● AIM
All lines featuring the string "Compose" are to be listed.

● THE RECORDS

--------

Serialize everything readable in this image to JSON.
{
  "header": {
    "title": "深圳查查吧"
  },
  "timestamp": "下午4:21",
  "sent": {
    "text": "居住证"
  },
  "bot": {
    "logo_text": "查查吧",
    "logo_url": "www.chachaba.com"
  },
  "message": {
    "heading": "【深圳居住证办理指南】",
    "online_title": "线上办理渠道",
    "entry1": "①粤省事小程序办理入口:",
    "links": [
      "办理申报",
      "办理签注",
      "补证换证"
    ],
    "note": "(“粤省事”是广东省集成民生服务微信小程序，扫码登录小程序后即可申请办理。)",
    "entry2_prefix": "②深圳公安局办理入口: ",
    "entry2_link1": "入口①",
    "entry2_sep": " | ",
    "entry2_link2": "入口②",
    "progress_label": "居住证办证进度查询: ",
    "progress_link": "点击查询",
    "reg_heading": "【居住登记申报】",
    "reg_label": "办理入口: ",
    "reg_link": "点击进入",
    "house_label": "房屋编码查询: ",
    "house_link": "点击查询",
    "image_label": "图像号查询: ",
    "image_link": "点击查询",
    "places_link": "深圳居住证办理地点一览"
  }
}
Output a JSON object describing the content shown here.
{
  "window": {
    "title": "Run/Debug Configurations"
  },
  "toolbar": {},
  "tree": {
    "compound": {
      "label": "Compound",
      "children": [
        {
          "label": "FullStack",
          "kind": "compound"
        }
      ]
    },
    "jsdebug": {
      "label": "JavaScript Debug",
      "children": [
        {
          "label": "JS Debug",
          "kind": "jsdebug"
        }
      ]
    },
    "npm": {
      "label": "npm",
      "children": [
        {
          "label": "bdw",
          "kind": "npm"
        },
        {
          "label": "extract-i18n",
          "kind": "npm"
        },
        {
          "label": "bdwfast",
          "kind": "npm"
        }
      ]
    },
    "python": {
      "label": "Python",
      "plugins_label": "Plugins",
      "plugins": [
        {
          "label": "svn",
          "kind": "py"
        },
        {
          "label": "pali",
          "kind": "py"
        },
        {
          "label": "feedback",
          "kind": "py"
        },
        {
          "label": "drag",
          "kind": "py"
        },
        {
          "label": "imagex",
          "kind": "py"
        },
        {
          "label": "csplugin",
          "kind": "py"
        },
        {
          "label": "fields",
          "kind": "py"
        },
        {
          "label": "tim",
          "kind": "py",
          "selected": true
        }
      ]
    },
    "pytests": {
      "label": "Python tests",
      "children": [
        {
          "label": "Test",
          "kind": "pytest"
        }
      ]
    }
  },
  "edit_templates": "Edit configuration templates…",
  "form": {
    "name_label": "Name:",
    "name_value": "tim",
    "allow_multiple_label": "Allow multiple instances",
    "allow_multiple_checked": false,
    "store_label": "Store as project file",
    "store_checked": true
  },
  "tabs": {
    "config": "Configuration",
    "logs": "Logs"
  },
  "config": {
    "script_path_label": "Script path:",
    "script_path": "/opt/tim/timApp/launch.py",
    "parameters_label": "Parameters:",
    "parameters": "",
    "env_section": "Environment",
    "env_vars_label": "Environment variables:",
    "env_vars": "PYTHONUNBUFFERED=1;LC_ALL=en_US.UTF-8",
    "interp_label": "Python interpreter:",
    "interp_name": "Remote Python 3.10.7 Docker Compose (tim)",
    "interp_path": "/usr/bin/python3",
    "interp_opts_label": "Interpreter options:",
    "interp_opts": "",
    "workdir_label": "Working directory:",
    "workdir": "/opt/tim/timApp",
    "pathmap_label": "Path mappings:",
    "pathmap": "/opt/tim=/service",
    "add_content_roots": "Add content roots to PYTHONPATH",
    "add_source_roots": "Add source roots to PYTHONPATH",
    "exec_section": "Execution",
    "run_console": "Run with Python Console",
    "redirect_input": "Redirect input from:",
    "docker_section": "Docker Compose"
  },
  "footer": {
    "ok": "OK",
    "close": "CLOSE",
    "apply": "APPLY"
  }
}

--------

● EXERCISE OUTPUT
    "interp_name": "Remote Python 3.10.7 Docker Compose (tim)",
    "docker_section": "Docker Compose"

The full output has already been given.